-- SHORT PROBLEM --
Write the data out again, exactly as given.

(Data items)
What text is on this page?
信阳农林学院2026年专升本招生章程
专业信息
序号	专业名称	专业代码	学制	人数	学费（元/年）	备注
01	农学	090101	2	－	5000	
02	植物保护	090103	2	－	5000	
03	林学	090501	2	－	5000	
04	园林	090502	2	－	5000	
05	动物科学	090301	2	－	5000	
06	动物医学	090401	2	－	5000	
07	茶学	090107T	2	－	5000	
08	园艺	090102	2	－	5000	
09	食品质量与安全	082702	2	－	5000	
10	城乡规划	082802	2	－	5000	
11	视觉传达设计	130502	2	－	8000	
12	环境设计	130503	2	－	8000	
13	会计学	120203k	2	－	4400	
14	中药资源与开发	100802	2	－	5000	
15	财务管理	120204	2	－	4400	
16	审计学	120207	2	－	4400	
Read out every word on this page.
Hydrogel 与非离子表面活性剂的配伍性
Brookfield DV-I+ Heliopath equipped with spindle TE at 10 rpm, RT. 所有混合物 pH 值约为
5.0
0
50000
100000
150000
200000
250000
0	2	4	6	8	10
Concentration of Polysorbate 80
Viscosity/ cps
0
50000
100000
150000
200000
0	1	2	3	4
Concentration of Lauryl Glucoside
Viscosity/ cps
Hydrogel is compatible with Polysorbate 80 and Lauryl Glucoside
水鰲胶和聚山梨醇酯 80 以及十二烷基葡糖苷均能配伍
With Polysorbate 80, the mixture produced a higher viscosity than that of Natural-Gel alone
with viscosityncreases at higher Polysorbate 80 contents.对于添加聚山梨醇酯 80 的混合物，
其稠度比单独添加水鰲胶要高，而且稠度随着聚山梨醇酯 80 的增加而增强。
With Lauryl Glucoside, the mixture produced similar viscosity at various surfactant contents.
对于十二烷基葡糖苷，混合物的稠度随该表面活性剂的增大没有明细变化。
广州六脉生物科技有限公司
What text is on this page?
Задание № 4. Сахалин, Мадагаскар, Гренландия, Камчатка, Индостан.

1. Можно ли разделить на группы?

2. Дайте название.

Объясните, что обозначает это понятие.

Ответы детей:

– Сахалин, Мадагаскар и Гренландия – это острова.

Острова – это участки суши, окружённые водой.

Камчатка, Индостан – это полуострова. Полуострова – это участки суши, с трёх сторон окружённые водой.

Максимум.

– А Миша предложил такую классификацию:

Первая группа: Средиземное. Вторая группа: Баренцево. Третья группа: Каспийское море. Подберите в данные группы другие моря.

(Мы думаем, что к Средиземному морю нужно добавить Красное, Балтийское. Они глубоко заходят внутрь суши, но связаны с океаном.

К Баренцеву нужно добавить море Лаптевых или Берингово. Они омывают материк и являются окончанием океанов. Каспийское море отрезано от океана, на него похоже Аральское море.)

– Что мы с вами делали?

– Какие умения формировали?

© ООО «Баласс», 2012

-- SOLUTION TO THIS TASK --
What text is on this page?
信阳农林学院2026年专升本招生章程
专业信息
序号	专业名称	专业代码	学制	人数	学费（元/年）	备注
01	农学	090101	2	－	5000	
02	植物保护	090103	2	－	5000	
03	林学	090501	2	－	5000	
04	园林	090502	2	－	5000	
05	动物科学	090301	2	－	5000	
06	动物医学	090401	2	－	5000	
07	茶学	090107T	2	－	5000	
08	园艺	090102	2	－	5000	
09	食品质量与安全	082702	2	－	5000	
10	城乡规划	082802	2	－	5000	
11	视觉传达设计	130502	2	－	8000	
12	环境设计	130503	2	－	8000	
13	会计学	120203k	2	－	4400	
14	中药资源与开发	100802	2	－	5000	
15	财务管理	120204	2	－	4400	
16	审计学	120207	2	－	4400	
Read out every word on this page.
Hydrogel 与非离子表面活性剂的配伍性
Brookfield DV-I+ Heliopath equipped with spindle TE at 10 rpm, RT. 所有混合物 pH 值约为
5.0
0
50000
100000
150000
200000
250000
0	2	4	6	8	10
Concentration of Polysorbate 80
Viscosity/ cps
0
50000
100000
150000
200000
0	1	2	3	4
Concentration of Lauryl Glucoside
Viscosity/ cps
Hydrogel is compatible with Polysorbate 80 and Lauryl Glucoside
水鰲胶和聚山梨醇酯 80 以及十二烷基葡糖苷均能配伍
With Polysorbate 80, the mixture produced a higher viscosity than that of Natural-Gel alone
with viscosityncreases at higher Polysorbate 80 contents.对于添加聚山梨醇酯 80 的混合物，
其稠度比单独添加水鰲胶要高，而且稠度随着聚山梨醇酯 80 的增加而增强。
With Lauryl Glucoside, the mixture produced similar viscosity at various surfactant contents.
对于十二烷基葡糖苷，混合物的稠度随该表面活性剂的增大没有明细变化。
广州六脉生物科技有限公司
What text is on this page?
Задание № 4. Сахалин, Мадагаскар, Гренландия, Камчатка, Индостан.

1. Можно ли разделить на группы?

2. Дайте название.

Объясните, что обозначает это понятие.

Ответы детей:

– Сахалин, Мадагаскар и Гренландия – это острова.

Острова – это участки суши, окружённые водой.

Камчатка, Индостан – это полуострова. Полуострова – это участки суши, с трёх сторон окружённые водой.

Максимум.

– А Миша предложил такую классификацию:

Первая группа: Средиземное. Вторая группа: Баренцево. Третья группа: Каспийское море. Подберите в данные группы другие моря.

(Мы думаем, что к Средиземному морю нужно добавить Красное, Балтийское. Они глубоко заходят внутрь суши, но связаны с океаном.

К Баренцеву нужно добавить море Лаптевых или Берингово. Они омывают материк и являются окончанием океанов. Каспийское море отрезано от океана, на него похоже Аральское море.)

– Что мы с вами делали?

– Какие умения формировали?

© ООО «Баласс», 2012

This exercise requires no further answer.